## [EXERCISE PROMPT]
Set every record down verbatim and omit the pictures.
----------
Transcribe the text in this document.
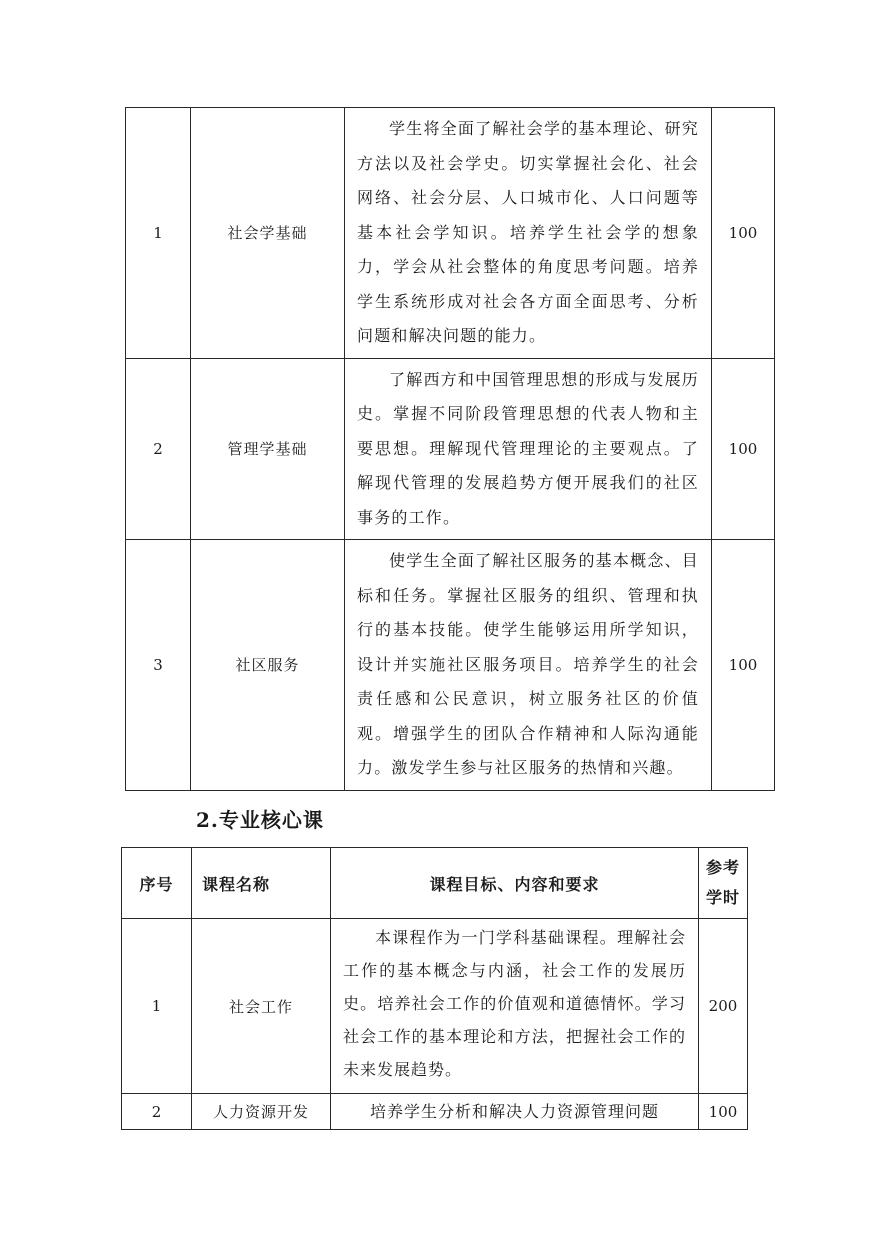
1	社会学基础	学生将全面了解社会学的基本理论、研究方法以及社会学史。切实掌握社会化、社会网络、社会分层、人口城市化、人口问题等基本社会学知识。培养学生社会学的想象力，学会从社会整体的角度思考问题。培养学生系统形成对社会各方面全面思考、分析问题和解决问题的能力。	100
2	管理学基础	了解西方和中国管理思想的形成与发展历史。掌握不同阶段管理思想的代表人物和主要思想。理解现代管理理论的主要观点。了解现代管理的发展趋势方便开展我们的社区事务的工作。	100
3	社区服务	使学生全面了解社区服务的基本概念、目标和任务。掌握社区服务的组织、管理和执行的基本技能。使学生能够运用所学知识，设计并实施社区服务项目。培养学生的社会责任感和公民意识，树立服务社区的价值观。增强学生的团队合作精神和人际沟通能力。激发学生参与社区服务的热情和兴趣。	100
2.专业核心课
序号	课程名称	课程目标、内容和要求	参考
学时
1	社会工作	本课程作为一门学科基础课程。理解社会工作的基本概念与内涵，社会工作的发展历史。培养社会工作的价值观和道德情怀。学习社会工作的基本理论和方法，把握社会工作的未来发展趋势。	200
2	人力资源开发	培养学生分析和解决人力资源管理问题	100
----------
## [COMPLETE RESPONSE]
Transcribe the text in this document.
1	社会学基础	学生将全面了解社会学的基本理论、研究方法以及社会学史。切实掌握社会化、社会网络、社会分层、人口城市化、人口问题等基本社会学知识。培养学生社会学的想象力，学会从社会整体的角度思考问题。培养学生系统形成对社会各方面全面思考、分析问题和解决问题的能力。	100
2	管理学基础	了解西方和中国管理思想的形成与发展历史。掌握不同阶段管理思想的代表人物和主要思想。理解现代管理理论的主要观点。了解现代管理的发展趋势方便开展我们的社区事务的工作。	100
3	社区服务	使学生全面了解社区服务的基本概念、目标和任务。掌握社区服务的组织、管理和执行的基本技能。使学生能够运用所学知识，设计并实施社区服务项目。培养学生的社会责任感和公民意识，树立服务社区的价值观。增强学生的团队合作精神和人际沟通能力。激发学生参与社区服务的热情和兴趣。	100
2.专业核心课
序号	课程名称	课程目标、内容和要求	参考
学时
1	社会工作	本课程作为一门学科基础课程。理解社会工作的基本概念与内涵，社会工作的发展历史。培养社会工作的价值观和道德情怀。学习社会工作的基本理论和方法，把握社会工作的未来发展趋势。	200
2	人力资源开发	培养学生分析和解决人力资源管理问题	100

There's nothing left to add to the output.